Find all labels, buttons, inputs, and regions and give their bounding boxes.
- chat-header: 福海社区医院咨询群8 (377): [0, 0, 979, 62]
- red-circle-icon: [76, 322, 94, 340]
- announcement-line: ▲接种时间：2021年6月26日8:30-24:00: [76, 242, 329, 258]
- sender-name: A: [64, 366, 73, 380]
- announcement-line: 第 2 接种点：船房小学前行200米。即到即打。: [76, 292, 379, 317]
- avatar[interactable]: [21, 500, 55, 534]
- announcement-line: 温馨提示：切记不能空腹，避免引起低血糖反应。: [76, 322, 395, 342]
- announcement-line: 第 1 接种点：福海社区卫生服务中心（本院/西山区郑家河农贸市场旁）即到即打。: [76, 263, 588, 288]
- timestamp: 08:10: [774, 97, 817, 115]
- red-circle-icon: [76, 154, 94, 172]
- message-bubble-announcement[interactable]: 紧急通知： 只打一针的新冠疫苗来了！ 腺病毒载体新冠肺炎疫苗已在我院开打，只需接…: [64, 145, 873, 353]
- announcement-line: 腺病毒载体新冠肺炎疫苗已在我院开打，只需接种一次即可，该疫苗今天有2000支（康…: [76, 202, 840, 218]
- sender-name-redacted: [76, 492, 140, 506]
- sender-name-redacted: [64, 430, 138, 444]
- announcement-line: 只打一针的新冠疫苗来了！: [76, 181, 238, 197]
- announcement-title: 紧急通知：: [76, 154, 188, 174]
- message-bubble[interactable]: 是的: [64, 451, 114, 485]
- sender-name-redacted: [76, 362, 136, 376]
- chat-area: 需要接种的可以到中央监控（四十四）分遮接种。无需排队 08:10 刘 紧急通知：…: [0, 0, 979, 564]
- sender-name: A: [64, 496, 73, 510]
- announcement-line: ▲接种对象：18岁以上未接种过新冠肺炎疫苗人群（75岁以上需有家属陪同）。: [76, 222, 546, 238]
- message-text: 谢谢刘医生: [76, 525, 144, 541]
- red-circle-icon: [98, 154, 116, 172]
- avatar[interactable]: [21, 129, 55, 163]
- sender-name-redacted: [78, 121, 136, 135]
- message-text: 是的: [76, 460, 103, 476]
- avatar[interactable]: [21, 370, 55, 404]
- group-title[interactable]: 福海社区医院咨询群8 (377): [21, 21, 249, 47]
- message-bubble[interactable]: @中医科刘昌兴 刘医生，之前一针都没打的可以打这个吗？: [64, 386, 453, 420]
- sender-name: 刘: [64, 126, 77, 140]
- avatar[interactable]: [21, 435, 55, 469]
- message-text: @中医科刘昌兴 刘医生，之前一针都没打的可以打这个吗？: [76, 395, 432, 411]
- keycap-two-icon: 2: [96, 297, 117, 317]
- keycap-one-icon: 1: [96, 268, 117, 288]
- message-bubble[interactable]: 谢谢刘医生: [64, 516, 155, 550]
★ ★ ★
▶ STATED EXERCISE:
Count the lines in the records above that contain the string "即到即打". Reply with the number only.

▶ SOLUTION TO THE EXERCISE:
2